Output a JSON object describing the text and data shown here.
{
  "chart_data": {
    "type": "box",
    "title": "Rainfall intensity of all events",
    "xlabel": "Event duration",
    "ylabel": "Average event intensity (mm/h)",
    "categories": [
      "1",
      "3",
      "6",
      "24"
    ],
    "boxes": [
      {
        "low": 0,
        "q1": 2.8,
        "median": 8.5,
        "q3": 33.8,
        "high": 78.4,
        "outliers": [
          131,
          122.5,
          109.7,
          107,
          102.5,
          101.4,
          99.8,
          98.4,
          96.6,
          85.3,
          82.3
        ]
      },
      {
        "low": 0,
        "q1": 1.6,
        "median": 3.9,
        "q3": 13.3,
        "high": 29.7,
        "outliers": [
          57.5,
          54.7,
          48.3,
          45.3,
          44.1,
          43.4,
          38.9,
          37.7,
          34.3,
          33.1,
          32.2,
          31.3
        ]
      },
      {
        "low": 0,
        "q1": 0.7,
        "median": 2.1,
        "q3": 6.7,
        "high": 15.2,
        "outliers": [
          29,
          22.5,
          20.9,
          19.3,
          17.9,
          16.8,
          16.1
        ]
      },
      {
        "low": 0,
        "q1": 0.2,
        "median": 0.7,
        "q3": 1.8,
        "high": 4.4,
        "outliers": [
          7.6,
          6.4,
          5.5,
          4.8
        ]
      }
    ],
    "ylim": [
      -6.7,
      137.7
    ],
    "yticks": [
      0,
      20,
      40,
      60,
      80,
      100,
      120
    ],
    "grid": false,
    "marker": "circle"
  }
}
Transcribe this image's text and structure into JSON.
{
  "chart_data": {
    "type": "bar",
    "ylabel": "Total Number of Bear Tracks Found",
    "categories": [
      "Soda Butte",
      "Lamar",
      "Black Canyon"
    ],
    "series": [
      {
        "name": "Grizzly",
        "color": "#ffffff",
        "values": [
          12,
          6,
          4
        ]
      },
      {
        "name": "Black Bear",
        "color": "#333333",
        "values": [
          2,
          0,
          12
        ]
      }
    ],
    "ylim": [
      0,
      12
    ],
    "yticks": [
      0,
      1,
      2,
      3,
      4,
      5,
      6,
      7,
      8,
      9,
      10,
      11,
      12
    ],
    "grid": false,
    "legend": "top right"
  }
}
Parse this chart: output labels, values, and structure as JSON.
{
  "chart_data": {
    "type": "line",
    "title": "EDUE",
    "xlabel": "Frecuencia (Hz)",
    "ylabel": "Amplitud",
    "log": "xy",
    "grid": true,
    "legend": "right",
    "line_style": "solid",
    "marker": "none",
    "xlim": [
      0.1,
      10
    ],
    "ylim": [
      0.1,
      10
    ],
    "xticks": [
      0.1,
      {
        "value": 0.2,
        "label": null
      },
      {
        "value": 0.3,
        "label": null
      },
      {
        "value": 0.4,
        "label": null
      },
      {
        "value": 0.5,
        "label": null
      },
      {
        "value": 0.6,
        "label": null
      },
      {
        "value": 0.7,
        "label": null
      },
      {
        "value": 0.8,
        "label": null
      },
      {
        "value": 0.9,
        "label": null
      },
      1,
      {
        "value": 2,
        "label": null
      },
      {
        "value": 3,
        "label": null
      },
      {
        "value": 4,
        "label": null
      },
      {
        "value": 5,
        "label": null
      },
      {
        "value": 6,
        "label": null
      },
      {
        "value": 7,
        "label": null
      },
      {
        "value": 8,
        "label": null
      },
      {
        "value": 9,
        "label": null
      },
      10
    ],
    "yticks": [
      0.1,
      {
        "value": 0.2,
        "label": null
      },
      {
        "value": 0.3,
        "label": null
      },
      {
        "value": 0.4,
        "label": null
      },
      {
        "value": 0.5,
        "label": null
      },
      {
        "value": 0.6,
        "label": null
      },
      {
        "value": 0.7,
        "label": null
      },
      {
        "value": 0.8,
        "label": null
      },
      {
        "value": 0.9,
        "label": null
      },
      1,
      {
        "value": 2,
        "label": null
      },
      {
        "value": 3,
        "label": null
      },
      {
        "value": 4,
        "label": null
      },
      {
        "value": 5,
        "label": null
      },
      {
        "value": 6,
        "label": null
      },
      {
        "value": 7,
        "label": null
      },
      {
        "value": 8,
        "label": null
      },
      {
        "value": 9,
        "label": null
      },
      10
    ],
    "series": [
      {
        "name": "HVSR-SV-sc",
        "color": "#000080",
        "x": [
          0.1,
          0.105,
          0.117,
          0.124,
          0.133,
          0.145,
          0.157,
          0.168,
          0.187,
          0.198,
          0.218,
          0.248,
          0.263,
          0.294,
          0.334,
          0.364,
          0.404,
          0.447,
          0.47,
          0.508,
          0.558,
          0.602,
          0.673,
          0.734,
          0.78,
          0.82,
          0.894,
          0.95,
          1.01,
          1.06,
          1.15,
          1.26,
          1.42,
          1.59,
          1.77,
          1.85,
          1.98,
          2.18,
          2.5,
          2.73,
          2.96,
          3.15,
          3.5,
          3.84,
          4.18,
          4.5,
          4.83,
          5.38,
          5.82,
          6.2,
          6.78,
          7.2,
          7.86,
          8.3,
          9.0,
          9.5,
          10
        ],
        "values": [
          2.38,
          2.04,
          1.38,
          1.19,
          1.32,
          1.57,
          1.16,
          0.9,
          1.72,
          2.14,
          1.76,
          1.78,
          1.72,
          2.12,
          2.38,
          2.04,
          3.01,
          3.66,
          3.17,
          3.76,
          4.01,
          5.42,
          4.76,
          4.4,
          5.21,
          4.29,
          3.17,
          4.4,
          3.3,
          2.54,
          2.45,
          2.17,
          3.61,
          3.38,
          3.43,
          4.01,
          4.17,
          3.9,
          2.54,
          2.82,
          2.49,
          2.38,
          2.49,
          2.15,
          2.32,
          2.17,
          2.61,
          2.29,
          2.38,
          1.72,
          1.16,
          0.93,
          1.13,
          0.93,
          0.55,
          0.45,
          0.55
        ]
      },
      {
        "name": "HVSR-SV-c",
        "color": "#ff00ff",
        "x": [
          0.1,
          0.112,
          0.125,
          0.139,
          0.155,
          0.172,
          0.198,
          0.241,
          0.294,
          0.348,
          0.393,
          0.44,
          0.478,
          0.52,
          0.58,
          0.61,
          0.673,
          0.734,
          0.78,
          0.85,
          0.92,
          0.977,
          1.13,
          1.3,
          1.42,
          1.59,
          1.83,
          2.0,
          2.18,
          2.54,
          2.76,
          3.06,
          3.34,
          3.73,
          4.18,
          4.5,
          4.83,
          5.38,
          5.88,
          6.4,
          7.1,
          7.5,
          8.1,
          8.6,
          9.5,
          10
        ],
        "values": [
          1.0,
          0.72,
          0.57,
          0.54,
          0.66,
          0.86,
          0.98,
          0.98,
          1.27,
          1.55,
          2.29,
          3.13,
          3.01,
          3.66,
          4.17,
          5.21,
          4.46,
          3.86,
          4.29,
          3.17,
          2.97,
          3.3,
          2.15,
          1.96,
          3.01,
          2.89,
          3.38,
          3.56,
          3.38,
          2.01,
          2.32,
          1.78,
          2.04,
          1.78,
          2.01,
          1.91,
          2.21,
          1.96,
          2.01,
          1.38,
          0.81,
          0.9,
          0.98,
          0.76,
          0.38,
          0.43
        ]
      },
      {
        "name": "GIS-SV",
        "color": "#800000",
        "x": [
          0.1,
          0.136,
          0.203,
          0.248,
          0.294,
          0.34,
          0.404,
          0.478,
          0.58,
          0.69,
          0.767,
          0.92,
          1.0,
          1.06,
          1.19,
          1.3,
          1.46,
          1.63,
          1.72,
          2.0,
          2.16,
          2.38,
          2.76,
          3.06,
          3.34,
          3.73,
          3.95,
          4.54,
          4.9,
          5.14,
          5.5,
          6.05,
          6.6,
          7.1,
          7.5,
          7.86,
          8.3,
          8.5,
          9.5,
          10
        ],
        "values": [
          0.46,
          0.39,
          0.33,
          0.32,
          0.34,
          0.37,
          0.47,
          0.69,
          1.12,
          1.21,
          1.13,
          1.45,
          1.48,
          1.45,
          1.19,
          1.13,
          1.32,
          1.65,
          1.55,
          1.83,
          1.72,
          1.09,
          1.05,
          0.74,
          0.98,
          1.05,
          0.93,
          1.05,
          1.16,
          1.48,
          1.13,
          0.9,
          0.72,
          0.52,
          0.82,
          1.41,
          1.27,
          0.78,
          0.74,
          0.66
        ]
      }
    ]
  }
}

————————

### What you are asked to do:
Report all lines of the data above that include the string "median".

### Worked solution:
        "median": 8.5,
        "median": 3.9,
        "median": 2.1,
        "median": 0.7,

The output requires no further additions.